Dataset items

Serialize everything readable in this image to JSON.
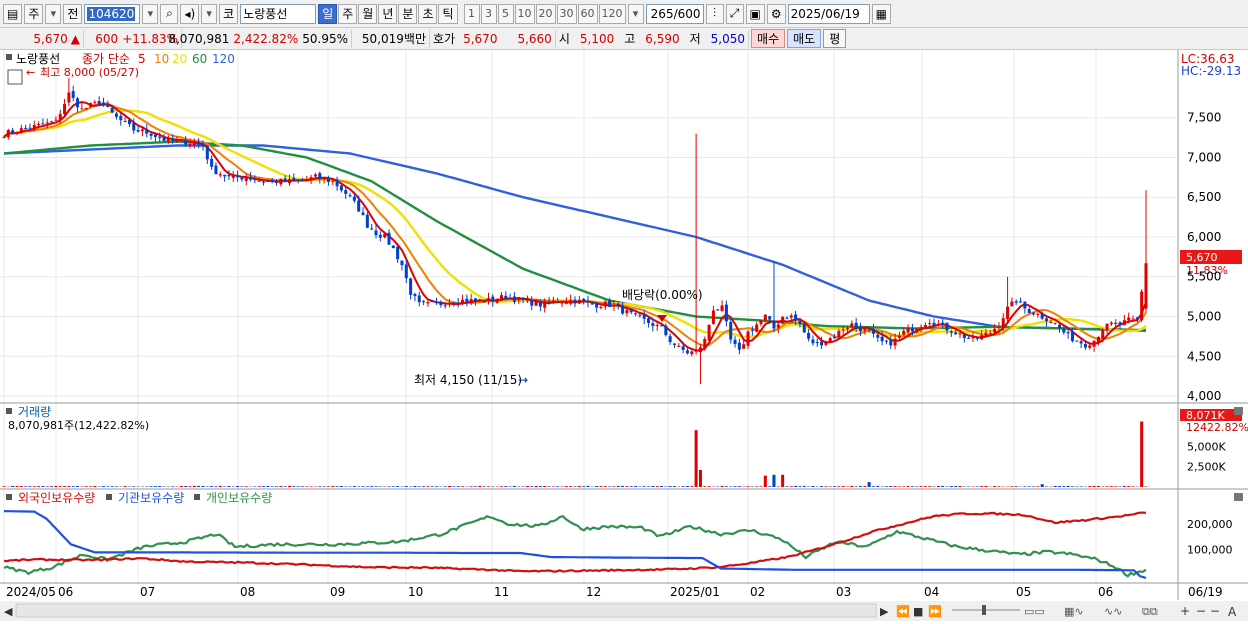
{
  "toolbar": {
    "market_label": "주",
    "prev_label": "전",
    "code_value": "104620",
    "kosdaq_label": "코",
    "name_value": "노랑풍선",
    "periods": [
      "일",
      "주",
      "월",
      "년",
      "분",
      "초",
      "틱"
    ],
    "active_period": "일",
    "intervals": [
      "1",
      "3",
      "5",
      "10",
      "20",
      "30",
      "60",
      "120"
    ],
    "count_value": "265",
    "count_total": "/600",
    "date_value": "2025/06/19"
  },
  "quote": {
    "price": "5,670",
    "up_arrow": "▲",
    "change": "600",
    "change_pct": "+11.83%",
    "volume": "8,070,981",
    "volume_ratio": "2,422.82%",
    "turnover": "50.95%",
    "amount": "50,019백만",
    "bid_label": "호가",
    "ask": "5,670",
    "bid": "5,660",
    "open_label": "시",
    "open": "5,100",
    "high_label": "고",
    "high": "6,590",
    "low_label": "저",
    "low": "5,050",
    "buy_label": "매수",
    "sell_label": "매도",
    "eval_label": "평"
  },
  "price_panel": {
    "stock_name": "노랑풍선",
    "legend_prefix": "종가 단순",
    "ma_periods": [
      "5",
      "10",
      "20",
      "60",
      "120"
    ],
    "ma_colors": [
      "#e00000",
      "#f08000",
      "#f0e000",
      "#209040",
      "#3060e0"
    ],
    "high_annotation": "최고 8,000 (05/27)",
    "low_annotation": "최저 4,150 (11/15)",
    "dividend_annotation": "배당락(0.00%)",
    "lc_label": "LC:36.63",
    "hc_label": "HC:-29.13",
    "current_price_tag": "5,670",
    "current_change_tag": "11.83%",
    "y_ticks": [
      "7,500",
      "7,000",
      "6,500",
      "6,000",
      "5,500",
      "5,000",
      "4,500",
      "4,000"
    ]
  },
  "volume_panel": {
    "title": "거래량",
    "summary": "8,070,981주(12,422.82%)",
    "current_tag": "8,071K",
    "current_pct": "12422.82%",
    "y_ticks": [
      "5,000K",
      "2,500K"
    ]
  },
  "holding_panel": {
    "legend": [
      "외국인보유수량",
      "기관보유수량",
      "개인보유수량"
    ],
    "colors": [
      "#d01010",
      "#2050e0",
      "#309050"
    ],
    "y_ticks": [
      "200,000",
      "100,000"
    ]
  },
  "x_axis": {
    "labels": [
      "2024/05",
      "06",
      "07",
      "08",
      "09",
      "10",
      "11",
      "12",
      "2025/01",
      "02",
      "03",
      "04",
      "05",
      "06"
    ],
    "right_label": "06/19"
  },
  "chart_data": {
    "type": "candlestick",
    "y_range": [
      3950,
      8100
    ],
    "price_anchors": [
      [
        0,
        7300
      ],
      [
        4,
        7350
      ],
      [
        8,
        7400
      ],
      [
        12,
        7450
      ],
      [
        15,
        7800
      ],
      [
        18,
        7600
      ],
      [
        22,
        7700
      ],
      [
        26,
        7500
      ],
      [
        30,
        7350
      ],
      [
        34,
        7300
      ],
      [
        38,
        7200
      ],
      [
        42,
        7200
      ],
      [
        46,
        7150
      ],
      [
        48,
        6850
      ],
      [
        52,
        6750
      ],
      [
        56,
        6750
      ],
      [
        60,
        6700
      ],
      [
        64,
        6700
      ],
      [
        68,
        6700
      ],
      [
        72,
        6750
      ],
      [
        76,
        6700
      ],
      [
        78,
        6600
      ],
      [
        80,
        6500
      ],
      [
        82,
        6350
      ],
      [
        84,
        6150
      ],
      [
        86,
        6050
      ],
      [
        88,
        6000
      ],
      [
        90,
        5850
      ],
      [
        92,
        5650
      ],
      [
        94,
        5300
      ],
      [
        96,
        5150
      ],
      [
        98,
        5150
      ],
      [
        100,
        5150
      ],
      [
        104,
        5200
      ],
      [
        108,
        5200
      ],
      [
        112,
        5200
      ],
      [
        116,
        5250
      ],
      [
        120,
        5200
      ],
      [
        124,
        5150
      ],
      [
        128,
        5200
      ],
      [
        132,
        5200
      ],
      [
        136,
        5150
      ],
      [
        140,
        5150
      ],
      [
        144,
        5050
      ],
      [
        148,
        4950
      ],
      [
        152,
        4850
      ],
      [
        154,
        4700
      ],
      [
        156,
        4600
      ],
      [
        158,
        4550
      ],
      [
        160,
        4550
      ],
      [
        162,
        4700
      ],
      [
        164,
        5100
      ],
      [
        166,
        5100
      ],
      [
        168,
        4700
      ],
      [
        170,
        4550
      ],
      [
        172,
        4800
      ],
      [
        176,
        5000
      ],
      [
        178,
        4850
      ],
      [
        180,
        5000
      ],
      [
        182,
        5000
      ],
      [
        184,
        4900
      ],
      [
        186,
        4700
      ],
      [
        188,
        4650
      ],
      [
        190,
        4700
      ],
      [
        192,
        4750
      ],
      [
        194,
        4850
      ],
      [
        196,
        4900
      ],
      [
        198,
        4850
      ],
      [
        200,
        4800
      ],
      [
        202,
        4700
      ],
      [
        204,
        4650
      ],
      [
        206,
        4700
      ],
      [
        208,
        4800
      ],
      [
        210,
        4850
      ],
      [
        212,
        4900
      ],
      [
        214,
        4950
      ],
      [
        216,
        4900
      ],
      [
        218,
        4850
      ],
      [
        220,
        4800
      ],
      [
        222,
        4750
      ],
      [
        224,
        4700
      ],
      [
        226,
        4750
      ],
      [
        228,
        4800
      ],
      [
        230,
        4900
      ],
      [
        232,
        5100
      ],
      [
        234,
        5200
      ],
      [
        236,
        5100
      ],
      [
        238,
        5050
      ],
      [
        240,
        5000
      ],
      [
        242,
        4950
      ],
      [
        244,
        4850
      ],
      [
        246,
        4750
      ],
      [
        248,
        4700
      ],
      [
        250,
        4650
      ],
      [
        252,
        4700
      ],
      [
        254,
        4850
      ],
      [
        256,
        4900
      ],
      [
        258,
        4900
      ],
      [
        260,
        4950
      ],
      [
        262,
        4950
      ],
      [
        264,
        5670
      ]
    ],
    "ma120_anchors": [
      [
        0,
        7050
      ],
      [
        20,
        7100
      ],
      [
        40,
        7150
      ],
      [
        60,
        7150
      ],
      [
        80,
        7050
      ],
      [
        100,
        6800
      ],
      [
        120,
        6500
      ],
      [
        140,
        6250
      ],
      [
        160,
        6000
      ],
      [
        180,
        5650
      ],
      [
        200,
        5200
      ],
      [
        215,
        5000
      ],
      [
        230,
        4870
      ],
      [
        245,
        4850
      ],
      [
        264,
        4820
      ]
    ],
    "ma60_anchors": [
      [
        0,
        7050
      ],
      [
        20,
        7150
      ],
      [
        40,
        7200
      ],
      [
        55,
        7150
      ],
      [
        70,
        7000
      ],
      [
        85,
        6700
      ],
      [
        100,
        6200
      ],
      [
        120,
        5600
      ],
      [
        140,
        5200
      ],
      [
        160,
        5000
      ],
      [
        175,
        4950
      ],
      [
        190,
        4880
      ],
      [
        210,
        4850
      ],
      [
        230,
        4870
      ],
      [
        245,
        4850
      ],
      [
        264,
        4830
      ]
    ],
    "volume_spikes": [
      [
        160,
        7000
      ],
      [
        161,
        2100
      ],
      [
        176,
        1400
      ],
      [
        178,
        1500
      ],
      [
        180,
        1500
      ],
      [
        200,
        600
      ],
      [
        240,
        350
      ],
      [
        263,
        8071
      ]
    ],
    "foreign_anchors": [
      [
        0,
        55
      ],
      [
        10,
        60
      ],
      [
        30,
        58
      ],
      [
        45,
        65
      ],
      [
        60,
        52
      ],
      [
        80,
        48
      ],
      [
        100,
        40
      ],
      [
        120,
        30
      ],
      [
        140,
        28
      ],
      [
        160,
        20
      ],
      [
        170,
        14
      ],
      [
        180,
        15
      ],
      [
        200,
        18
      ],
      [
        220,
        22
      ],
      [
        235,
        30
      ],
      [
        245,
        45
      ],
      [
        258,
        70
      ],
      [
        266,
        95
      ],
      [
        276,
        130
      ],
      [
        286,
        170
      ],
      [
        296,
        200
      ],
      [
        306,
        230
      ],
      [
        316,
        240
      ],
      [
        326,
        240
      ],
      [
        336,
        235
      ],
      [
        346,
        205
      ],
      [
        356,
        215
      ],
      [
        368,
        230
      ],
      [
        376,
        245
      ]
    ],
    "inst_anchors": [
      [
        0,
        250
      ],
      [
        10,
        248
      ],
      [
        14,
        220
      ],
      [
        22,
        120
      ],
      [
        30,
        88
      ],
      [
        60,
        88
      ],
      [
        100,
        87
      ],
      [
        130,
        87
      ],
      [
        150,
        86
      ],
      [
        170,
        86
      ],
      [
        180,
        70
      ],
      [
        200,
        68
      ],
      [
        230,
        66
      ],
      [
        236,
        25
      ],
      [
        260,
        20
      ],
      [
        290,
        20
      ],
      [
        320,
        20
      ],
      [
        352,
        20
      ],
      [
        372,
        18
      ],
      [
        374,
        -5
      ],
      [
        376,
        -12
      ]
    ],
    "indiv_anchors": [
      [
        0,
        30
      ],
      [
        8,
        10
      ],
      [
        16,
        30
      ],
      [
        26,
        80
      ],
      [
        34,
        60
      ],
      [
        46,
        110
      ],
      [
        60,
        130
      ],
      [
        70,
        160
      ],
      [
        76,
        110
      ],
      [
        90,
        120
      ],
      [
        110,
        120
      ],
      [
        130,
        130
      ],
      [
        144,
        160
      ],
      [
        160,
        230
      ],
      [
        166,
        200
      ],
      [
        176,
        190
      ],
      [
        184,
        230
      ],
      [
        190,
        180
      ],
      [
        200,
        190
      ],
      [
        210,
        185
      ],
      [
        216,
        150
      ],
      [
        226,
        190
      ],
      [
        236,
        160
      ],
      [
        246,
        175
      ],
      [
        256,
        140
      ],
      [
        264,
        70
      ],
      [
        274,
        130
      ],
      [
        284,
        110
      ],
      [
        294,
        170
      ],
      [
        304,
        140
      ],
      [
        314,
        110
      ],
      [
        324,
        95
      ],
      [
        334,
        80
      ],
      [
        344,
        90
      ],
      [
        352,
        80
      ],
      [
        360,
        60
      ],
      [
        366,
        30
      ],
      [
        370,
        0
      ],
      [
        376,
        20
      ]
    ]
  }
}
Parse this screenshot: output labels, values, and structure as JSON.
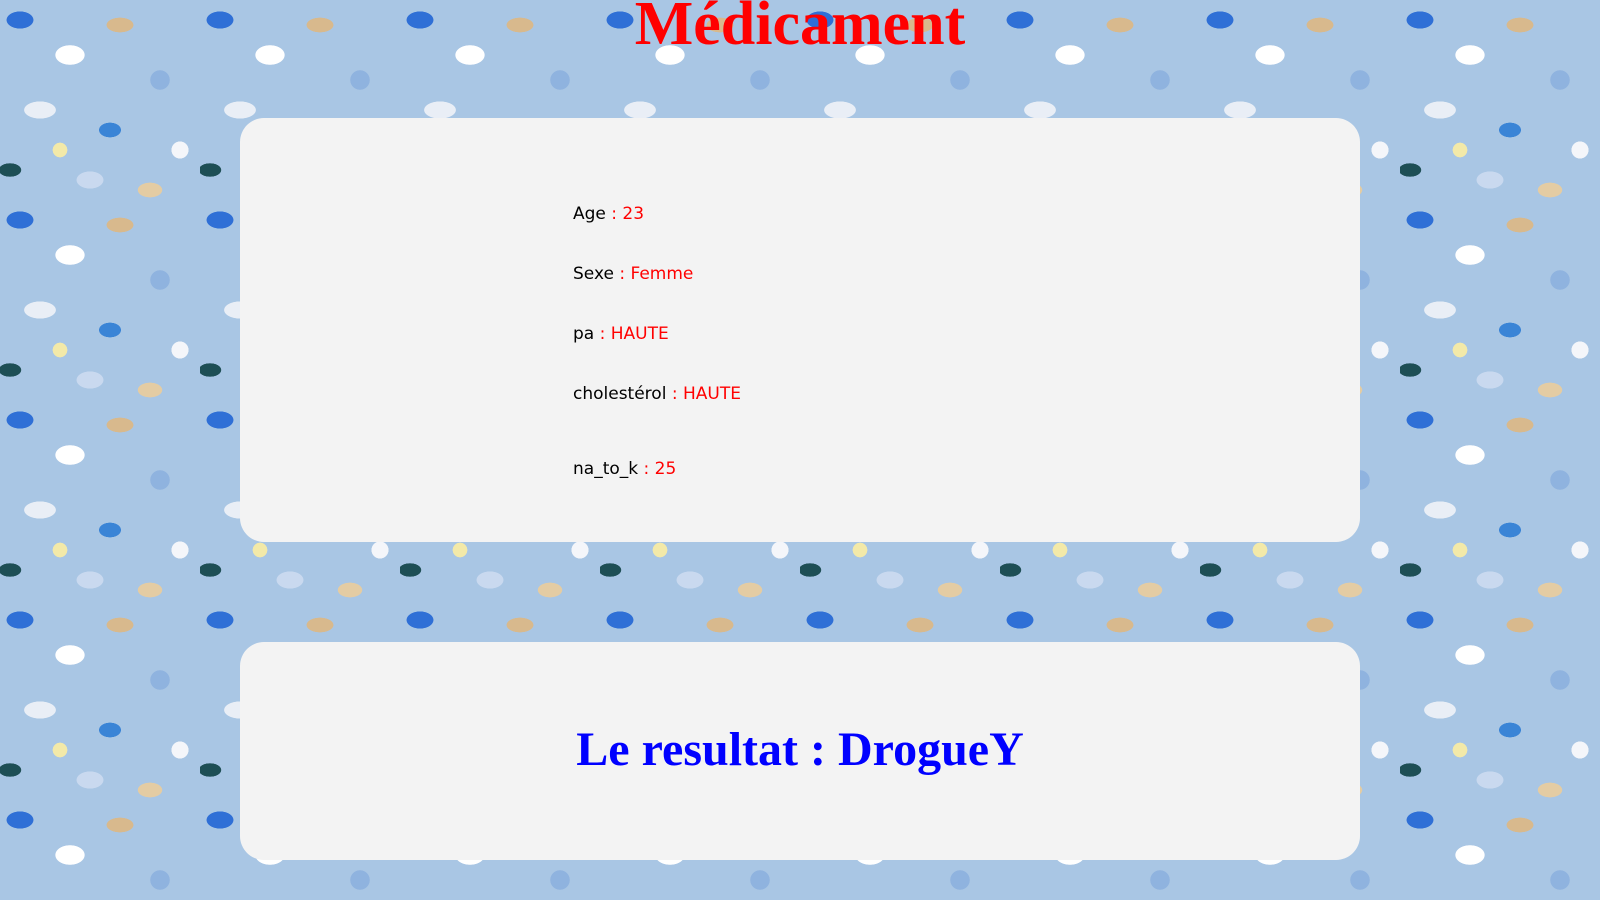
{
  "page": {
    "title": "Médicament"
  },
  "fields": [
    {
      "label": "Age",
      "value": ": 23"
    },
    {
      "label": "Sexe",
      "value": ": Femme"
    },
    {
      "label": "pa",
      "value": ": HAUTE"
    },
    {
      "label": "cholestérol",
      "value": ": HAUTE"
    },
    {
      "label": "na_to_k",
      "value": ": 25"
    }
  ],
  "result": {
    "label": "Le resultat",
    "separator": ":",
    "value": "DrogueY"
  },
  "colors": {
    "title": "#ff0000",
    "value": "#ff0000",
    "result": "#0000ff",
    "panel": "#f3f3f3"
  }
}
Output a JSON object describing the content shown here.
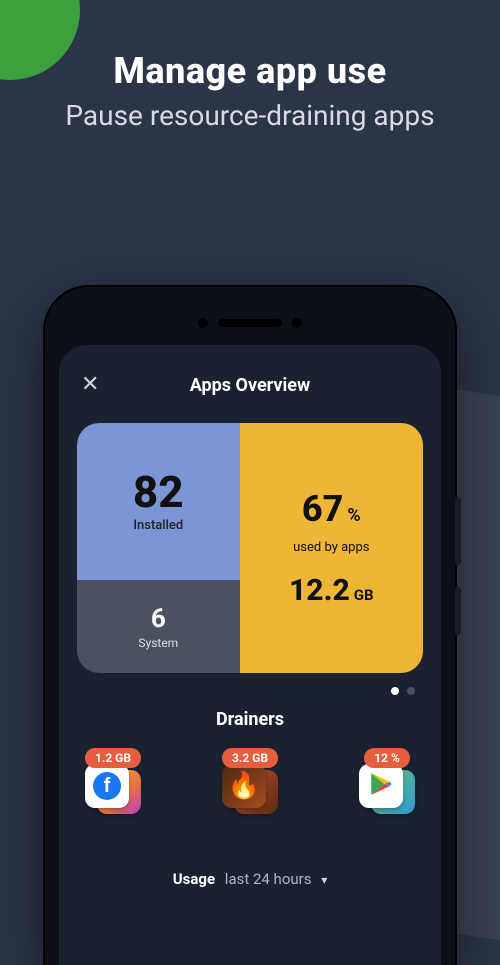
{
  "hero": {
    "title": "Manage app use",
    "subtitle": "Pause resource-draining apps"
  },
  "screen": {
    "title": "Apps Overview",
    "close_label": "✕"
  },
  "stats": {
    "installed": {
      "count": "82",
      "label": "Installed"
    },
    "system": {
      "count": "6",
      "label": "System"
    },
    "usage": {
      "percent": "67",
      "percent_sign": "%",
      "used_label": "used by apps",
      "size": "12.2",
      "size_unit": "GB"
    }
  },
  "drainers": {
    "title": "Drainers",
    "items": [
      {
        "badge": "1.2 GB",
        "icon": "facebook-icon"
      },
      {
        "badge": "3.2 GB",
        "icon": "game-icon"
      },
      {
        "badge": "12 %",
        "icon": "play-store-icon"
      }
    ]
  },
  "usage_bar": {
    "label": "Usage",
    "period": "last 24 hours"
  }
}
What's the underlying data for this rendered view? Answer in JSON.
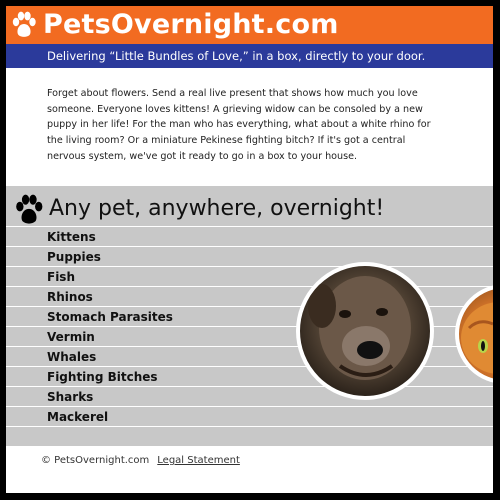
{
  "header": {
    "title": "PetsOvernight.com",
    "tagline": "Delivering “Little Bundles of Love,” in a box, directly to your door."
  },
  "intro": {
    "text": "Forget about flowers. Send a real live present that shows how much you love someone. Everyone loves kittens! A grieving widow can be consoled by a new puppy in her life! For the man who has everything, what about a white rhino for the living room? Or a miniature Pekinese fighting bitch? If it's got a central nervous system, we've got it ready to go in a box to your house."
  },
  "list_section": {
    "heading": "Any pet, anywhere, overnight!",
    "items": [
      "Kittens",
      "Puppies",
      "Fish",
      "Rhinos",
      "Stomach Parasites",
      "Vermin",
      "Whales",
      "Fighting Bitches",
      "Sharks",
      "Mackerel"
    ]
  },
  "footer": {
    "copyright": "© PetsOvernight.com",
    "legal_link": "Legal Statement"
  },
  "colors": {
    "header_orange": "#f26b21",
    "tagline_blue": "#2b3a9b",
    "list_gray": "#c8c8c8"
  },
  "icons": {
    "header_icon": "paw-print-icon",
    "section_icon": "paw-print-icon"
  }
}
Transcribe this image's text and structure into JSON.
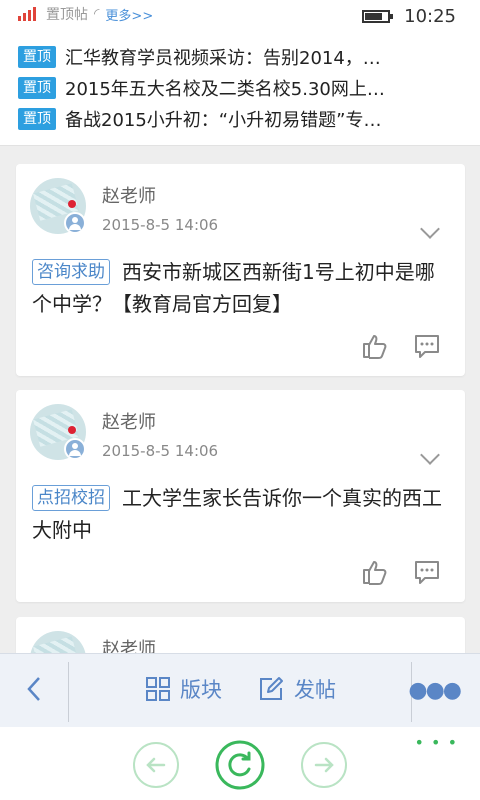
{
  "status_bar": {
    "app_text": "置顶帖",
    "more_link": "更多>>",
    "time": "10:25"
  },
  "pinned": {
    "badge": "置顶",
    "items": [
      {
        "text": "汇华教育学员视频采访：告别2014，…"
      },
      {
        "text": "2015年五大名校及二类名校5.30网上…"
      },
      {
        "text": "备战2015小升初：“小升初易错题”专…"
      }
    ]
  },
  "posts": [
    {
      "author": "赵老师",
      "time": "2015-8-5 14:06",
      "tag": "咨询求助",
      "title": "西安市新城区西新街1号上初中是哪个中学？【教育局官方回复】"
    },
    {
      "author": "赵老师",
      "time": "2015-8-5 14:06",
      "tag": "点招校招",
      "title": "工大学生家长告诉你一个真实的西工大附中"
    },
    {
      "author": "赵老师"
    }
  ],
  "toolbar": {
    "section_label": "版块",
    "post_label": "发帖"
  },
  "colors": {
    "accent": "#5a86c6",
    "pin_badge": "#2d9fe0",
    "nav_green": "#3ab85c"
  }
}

Task to complete: Copy out each line of the material that holds the word "everything".

Solution to this problem:
Serialize everything readable in this image to JSON.
    "text": "Forget about flowers. Send a real live present that shows how much you love someone. Everyone loves kittens! A grieving widow can be consoled by a new puppy in her life! For the man who has everything, what about a white rhino for the living room? Or a miniature Pekinese fighting bitch? If it's got a central nervous system, we've got it ready to go in a box to your house."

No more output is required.